**Textauszug:**

┏━━

Ein Geschwisterzwist
im Hause Ottrubay

Ein Entführungsfall bei den Esterházys erwies sich als kriminalistische Groteske: Die greise Mutter von Stiftungs-Chef Stefan Ottrubay weilt bei ihrer eigenen Tochter in Tirol. News hörte sich um.

von Esterházys - Ein Geschwisterzwist
im Hause Ottrubay © Bild: imago/Viennareport

Dieser Aspekt der Esterházy 'schen Zerwürfniskultur war der Öffentlichkeit stets verborgen geblieben. Bisher - darüber war man sich im Burgenland samt weiterem Umkreis einig -schienen die Streitparteien klar gruppiert: Hier das uralte Fürstengeschlecht derer zu Esterházy; dort der bürgerliche Spitzenmanager Stefan Ottrubay, der die in Beschaulichkeit nutznießenden Durchlauchten das Fürchten lehrte, als er Verfügungsgewalt über das enorme Familienvermögen erlangte. Und jetzt? Ein Privatmatch Ottrubay gegen Ottrubay.

Jedenfalls schossen am vergangenen Dienstag sogleich die Verschwörungstheorien aus der gefrorenen burgenländischen Erde. So, als reichten die Eilmeldungen nicht für die höchstbesetzte Kriminalgroteske seit Mayerling: Ottrubays greise Mutter sei am Dienstag um 15.30 Uhr auf dem Weg zur Eisenstädter Bergkirche in eine von mindestens zwei schwarzen Limousinen gezerrt und in hohem Tempo aus der Reichweite der rüde beiseite gestoßenen (aber unverletzten) Pflegerin verbracht worden. "Ein Mann und eine Frau" hätten die 88-jährige Dame vom Rollator geholt, Beihilfe habe eine hochgewachsene blonde Dame geleistet.

┗━━

**Aufgaben:**
**A)** Beantworte anhand des Artikels über den Fall Ottrubay diese Fragen:
(i) Bei wem weilt die Mutter von Stefan Ottrubay laut Vorspann?
(ii) Um wie viel Uhr soll sie am Dienstag in eine Limousine gezerrt worden sein?
(iii) Wie alt ist die Dame?
**B)** Nenne bitte alle Personen, die laut den im Artikel über den Fall Ottrubay wiedergegebenen Eilmeldungen an der Entführung mitgewirkt haben sollen.

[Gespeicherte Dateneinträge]
┏━━

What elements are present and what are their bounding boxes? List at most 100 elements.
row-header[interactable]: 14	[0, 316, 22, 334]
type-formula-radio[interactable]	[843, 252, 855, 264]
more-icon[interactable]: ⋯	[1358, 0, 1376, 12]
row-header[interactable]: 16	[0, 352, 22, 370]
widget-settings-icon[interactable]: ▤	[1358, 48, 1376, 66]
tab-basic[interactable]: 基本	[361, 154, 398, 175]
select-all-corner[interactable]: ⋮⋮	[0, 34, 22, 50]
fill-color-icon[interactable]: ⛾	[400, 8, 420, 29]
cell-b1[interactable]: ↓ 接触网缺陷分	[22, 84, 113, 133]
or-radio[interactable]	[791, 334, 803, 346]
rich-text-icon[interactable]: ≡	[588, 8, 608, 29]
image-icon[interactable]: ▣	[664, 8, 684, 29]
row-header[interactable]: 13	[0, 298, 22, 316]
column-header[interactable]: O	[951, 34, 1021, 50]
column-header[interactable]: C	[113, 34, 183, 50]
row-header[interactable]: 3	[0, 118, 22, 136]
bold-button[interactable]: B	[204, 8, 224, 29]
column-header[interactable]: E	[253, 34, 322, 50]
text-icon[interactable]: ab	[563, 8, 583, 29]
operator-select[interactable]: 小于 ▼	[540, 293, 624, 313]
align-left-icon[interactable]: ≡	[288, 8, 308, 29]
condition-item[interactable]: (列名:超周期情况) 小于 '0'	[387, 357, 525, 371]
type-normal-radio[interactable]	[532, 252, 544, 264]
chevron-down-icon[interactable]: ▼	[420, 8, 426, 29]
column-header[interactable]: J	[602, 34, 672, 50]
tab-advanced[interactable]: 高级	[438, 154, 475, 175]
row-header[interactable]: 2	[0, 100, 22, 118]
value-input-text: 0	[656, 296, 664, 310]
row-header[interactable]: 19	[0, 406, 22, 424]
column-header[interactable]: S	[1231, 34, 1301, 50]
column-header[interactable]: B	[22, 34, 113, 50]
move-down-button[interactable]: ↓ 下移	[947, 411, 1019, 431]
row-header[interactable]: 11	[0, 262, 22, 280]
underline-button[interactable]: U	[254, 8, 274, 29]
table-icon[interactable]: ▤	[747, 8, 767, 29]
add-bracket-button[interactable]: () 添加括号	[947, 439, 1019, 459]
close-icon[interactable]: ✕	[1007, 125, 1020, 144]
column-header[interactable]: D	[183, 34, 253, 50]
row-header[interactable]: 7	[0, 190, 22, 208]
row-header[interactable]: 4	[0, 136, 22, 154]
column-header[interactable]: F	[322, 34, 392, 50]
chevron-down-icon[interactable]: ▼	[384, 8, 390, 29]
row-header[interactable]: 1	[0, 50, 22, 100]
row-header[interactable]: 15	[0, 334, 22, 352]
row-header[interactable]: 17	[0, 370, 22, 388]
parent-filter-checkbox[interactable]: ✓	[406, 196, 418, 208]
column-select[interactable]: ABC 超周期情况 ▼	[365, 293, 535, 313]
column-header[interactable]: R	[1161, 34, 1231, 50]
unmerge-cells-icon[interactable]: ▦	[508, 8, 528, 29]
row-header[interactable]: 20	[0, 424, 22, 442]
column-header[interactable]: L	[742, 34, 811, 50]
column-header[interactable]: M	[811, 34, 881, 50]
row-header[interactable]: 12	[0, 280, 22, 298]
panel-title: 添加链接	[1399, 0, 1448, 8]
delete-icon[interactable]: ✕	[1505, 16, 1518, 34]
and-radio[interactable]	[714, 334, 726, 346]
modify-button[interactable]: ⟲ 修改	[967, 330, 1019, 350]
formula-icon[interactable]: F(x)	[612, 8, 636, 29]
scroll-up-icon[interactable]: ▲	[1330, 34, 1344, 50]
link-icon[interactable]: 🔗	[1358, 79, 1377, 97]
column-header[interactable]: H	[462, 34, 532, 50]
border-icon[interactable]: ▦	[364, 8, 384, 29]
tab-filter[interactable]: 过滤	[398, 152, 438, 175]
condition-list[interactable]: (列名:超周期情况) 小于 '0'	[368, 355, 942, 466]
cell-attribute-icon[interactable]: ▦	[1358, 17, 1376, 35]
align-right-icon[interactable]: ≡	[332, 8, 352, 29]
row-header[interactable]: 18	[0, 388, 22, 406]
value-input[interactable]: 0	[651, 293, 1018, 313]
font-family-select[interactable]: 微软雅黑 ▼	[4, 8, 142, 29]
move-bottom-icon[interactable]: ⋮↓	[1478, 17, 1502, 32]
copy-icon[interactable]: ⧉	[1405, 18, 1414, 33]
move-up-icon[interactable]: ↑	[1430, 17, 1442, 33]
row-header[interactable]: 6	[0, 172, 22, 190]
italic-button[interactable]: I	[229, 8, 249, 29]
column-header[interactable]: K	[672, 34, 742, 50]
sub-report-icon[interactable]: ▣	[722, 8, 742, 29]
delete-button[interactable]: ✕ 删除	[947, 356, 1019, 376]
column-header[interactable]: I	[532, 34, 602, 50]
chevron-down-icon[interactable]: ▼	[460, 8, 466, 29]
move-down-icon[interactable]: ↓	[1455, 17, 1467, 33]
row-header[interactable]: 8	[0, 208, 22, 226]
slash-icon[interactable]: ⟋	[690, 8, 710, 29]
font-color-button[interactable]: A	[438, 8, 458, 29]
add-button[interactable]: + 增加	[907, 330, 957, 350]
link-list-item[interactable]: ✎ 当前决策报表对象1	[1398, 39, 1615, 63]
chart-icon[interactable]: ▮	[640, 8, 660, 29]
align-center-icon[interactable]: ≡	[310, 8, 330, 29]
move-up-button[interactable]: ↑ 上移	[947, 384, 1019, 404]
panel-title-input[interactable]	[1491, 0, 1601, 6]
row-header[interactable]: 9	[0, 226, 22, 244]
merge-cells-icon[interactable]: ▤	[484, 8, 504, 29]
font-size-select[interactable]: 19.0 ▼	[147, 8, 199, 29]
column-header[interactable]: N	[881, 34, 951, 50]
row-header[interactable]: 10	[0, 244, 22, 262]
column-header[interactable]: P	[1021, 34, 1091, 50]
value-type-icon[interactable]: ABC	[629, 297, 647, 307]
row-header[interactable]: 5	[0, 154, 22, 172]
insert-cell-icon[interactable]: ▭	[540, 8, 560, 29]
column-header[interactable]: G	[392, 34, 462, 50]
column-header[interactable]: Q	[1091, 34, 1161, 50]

┗━━

**Die Antworten:**
**A)**
(i) Bei ihrer eigenen Tochter in Tirol.
(ii) Um 15.30 Uhr.
(iii) 88 Jahre.

**B)** Ein Mann, eine Frau und eine hochgewachsene blonde Dame, die Beihilfe geleistet haben soll.